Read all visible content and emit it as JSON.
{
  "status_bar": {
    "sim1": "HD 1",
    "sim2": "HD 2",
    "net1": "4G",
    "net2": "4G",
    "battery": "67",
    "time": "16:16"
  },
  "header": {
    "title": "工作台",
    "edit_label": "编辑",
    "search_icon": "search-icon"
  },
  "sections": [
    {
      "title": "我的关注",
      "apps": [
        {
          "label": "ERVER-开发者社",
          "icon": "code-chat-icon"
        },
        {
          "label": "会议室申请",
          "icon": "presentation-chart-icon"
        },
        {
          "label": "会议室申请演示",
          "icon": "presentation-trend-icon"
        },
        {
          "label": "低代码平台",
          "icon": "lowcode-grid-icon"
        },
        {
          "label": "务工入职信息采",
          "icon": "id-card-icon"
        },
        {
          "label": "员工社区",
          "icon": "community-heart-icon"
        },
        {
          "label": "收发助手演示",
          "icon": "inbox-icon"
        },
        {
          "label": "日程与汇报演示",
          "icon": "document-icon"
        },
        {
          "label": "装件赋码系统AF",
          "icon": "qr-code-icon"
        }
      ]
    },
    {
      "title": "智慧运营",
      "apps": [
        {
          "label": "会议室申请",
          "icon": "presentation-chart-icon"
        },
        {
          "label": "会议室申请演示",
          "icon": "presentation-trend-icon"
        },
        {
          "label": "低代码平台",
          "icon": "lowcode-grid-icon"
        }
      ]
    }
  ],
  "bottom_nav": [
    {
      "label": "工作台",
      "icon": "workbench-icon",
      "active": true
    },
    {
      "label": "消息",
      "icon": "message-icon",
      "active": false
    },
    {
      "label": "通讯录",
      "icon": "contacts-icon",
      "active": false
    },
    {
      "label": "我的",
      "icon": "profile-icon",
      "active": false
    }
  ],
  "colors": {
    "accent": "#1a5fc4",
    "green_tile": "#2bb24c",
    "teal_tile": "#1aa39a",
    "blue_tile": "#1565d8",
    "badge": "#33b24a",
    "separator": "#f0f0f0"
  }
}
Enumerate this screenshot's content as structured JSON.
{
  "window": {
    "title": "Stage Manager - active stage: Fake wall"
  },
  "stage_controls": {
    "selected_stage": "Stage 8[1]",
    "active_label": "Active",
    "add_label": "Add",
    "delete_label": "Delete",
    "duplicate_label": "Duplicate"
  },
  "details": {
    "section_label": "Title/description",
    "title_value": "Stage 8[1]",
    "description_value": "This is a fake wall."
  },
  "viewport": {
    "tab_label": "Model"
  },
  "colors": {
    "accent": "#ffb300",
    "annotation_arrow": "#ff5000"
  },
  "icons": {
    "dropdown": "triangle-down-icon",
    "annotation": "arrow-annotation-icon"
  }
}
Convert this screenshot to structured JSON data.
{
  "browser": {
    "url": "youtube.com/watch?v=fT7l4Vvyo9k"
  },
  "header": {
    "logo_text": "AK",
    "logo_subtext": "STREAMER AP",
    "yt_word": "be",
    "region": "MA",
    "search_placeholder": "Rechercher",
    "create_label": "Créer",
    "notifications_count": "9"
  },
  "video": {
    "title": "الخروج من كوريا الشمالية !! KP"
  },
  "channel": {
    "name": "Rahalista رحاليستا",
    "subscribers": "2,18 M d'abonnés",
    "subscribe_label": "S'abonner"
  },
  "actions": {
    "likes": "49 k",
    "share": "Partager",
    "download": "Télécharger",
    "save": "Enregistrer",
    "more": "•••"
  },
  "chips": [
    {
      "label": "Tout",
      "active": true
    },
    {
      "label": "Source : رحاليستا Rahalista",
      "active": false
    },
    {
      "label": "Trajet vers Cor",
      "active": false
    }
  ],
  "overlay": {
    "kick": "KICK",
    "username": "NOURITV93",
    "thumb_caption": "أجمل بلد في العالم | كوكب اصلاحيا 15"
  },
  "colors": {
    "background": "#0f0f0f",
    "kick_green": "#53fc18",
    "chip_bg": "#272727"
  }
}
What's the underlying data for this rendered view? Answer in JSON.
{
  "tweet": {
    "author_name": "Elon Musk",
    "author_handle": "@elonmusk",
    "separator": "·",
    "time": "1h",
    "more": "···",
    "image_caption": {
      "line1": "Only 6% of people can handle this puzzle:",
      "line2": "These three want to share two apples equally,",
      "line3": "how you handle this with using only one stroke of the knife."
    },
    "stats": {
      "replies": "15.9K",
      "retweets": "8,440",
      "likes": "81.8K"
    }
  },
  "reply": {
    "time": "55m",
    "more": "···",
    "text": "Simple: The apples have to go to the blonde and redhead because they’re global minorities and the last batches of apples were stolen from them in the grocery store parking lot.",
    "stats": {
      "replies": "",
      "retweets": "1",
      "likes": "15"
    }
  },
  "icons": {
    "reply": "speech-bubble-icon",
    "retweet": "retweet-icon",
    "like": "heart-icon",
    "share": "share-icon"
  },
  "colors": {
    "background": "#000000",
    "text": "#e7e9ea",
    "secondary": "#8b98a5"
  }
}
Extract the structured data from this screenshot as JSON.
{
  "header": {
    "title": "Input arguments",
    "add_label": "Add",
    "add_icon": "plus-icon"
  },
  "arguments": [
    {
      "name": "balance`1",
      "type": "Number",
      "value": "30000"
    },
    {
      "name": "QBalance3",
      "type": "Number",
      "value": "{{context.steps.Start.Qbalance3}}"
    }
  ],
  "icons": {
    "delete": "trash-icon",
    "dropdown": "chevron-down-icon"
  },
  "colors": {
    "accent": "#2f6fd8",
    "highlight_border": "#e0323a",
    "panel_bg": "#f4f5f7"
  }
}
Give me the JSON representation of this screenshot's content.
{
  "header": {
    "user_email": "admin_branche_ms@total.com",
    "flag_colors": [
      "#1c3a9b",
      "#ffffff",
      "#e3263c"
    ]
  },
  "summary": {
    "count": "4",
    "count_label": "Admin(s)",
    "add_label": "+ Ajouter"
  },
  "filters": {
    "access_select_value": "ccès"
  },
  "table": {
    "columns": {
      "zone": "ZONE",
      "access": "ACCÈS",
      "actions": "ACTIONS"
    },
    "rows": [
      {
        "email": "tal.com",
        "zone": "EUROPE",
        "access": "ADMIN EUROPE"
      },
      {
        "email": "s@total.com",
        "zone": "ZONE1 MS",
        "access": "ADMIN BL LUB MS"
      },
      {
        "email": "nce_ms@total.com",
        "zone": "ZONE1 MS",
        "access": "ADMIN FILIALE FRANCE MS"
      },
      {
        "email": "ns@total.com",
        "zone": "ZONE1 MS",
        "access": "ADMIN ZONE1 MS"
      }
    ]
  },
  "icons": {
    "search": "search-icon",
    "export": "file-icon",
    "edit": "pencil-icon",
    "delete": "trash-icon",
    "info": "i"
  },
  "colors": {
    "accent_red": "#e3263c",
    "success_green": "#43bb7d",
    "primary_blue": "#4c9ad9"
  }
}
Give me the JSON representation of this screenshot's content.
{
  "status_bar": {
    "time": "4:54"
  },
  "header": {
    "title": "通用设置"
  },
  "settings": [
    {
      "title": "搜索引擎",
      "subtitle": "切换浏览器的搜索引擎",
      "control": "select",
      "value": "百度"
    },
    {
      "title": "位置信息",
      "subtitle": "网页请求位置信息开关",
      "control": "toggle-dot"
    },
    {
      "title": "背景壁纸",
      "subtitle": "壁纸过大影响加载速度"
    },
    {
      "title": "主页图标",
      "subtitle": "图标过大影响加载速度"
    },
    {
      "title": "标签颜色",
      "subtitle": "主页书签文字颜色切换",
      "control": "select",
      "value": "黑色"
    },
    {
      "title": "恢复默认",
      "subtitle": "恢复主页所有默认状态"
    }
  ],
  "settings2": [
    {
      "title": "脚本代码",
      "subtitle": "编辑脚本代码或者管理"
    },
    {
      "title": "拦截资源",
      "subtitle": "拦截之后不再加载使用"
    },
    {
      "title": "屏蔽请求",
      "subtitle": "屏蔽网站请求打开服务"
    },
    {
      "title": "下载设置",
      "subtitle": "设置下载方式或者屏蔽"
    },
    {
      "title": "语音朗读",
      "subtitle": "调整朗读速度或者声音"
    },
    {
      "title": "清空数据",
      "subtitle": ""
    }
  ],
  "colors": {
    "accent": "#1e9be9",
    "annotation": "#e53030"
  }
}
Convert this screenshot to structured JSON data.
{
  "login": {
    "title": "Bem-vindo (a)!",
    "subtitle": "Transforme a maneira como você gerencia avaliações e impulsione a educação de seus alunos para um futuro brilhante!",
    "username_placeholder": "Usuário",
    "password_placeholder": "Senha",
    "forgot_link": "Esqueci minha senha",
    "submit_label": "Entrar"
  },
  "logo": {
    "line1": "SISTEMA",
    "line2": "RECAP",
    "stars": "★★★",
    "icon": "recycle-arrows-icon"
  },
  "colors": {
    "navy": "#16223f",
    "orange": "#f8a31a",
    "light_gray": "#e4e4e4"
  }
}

Description of the task: Search the entries for the word "Rahalista" and pick out every line that holds it.

Solution:
    "name": "Rahalista رحاليستا",
      "label": "Source : رحاليستا Rahalista",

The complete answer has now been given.